▸ **Work instructions**: Copy out every line of the records where the string "парковочных" occurs.

## START Supplied material

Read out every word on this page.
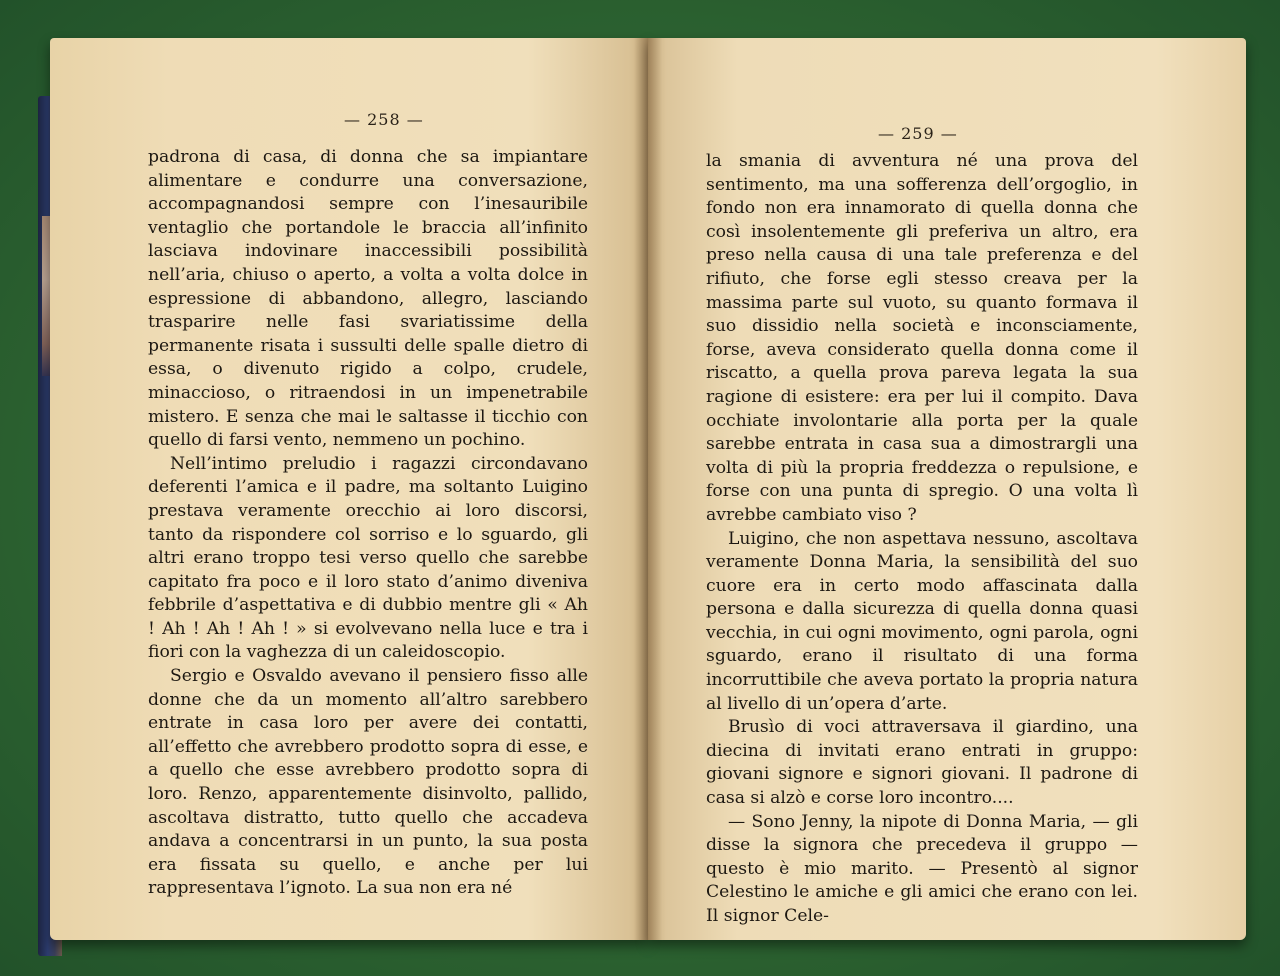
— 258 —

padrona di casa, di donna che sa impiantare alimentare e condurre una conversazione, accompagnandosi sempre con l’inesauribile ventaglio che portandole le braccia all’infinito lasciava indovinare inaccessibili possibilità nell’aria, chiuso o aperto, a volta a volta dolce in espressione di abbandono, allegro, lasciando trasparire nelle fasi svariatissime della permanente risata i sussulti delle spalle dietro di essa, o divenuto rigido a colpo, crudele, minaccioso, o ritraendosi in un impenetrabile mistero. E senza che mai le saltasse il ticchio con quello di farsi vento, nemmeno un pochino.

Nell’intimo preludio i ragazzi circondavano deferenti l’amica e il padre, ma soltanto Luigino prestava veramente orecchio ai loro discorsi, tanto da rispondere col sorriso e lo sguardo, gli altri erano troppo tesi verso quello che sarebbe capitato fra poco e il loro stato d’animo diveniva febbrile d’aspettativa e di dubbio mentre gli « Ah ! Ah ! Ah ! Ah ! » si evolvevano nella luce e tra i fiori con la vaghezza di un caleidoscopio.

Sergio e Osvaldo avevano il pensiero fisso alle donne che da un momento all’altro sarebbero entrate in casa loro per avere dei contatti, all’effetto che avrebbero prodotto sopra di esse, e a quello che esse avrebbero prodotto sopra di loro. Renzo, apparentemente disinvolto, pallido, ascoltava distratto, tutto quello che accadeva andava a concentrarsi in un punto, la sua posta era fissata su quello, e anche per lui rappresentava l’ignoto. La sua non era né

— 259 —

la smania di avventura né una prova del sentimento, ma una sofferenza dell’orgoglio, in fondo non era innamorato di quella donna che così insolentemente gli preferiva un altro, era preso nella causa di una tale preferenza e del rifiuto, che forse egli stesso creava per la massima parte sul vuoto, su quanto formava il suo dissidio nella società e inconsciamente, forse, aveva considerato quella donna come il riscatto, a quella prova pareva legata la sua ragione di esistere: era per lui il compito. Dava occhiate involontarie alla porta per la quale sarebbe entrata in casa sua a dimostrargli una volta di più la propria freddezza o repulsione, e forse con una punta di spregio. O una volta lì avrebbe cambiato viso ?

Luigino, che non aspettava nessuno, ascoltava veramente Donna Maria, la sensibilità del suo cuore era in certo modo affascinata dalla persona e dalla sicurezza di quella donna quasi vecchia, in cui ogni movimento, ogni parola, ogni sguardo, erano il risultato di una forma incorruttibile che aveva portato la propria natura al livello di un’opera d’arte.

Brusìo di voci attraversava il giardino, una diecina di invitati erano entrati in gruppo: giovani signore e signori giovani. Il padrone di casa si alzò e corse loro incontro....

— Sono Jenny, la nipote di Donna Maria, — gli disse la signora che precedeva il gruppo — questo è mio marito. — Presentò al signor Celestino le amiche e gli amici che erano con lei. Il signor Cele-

## END Supplied material
## START Supplied material

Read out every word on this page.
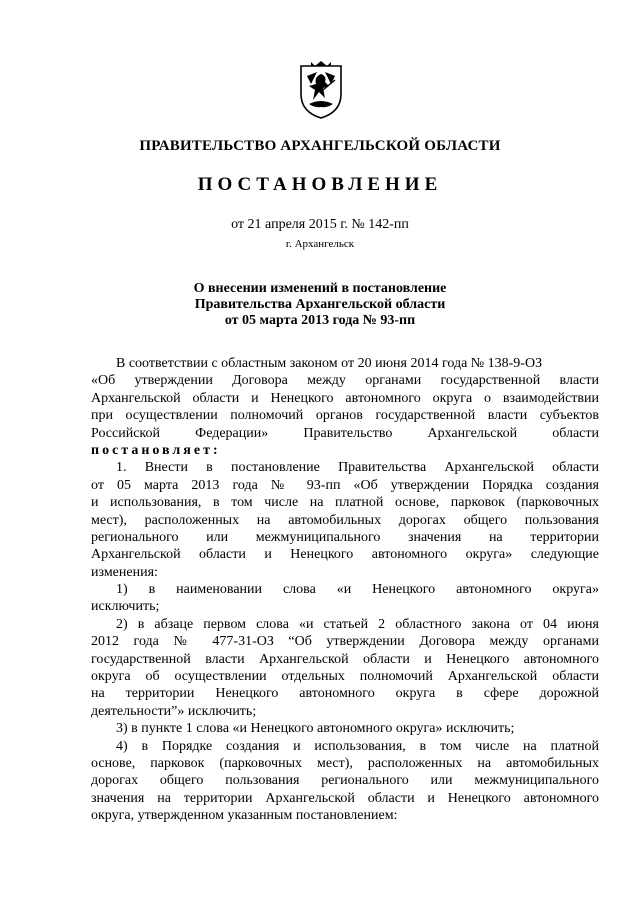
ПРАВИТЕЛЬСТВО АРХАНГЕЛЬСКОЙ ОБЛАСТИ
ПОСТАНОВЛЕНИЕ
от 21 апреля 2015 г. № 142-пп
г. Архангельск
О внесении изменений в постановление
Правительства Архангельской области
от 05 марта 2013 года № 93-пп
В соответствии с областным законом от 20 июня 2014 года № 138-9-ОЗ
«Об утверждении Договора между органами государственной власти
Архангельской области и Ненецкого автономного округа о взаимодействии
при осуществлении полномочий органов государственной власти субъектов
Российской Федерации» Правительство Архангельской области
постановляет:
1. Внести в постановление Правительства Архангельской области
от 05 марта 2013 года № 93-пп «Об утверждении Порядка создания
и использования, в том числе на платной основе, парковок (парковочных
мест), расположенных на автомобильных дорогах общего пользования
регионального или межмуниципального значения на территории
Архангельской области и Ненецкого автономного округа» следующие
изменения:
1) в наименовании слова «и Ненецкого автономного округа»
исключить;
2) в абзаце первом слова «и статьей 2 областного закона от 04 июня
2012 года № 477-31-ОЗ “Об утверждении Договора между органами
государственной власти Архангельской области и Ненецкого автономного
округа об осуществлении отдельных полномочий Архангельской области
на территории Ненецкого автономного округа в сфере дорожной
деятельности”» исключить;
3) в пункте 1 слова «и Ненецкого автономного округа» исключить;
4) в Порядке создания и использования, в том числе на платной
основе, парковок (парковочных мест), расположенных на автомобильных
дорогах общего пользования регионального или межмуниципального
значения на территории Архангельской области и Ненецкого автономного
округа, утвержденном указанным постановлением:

## END Supplied material
## START Supplied material

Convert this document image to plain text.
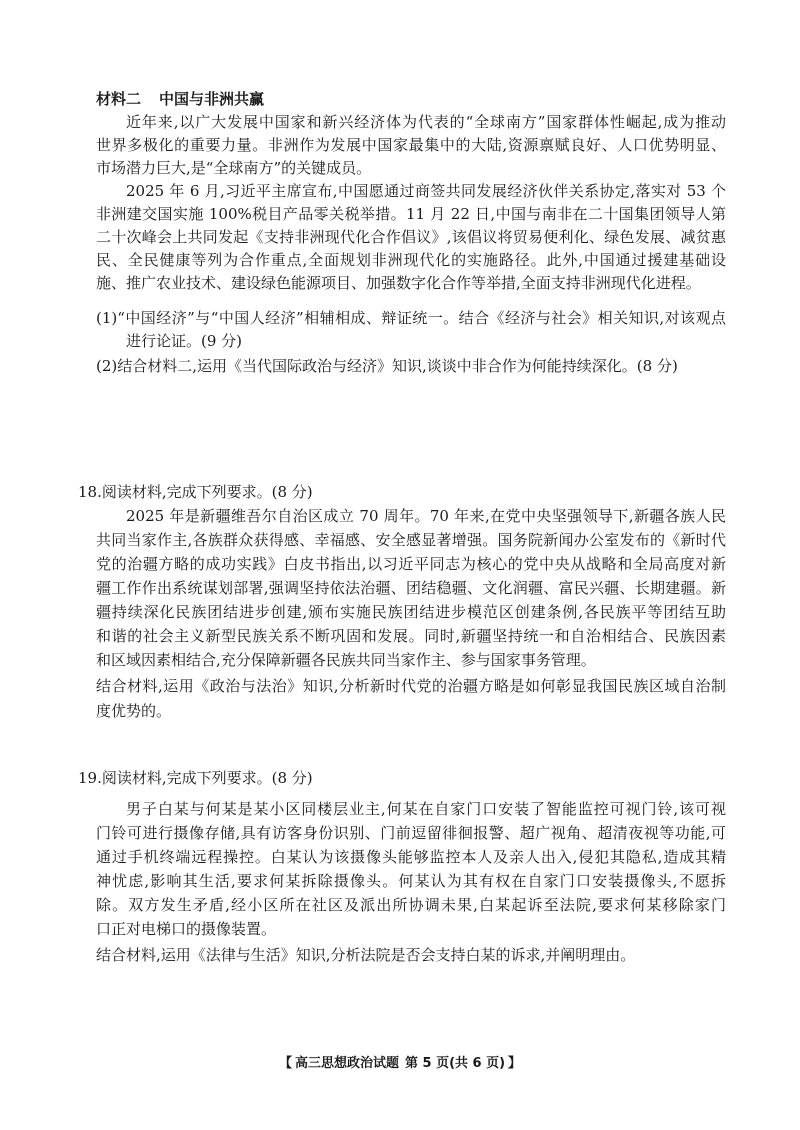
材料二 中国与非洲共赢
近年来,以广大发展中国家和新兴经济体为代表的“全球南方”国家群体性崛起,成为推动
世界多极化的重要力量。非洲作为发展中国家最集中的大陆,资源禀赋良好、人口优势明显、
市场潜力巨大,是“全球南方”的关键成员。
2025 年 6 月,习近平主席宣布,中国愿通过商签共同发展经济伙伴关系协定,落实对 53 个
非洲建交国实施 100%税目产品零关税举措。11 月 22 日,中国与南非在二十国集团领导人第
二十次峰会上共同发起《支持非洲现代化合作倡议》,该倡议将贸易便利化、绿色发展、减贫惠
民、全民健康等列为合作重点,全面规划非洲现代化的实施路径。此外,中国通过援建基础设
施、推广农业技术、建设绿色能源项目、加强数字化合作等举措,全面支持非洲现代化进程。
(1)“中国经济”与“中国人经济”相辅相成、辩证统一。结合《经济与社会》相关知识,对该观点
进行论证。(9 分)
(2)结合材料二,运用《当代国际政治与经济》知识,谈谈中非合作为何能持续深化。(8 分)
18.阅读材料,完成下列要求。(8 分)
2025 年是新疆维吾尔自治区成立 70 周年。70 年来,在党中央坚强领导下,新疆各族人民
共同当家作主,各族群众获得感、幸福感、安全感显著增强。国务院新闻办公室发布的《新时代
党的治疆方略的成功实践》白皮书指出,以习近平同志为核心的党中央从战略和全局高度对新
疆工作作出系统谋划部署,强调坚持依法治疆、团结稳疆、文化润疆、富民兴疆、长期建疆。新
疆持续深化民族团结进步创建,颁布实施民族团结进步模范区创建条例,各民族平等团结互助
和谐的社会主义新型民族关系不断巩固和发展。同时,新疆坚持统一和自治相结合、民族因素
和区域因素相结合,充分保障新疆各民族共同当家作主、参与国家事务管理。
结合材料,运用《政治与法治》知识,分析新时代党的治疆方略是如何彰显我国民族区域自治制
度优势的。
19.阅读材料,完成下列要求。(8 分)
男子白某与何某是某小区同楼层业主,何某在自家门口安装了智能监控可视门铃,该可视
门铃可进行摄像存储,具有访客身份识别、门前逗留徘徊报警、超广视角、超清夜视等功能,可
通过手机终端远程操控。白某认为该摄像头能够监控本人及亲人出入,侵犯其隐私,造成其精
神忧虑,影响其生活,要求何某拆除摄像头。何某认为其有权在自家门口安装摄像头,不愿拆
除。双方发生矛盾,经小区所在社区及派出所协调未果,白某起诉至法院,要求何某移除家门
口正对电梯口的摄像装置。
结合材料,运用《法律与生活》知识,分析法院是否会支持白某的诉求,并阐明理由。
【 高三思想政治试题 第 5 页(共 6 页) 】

## END Supplied material

▸ **Written solution**:
и использования, в том числе на платной основе, парковок (парковочных
основе, парковок (парковочных мест), расположенных на автомобильных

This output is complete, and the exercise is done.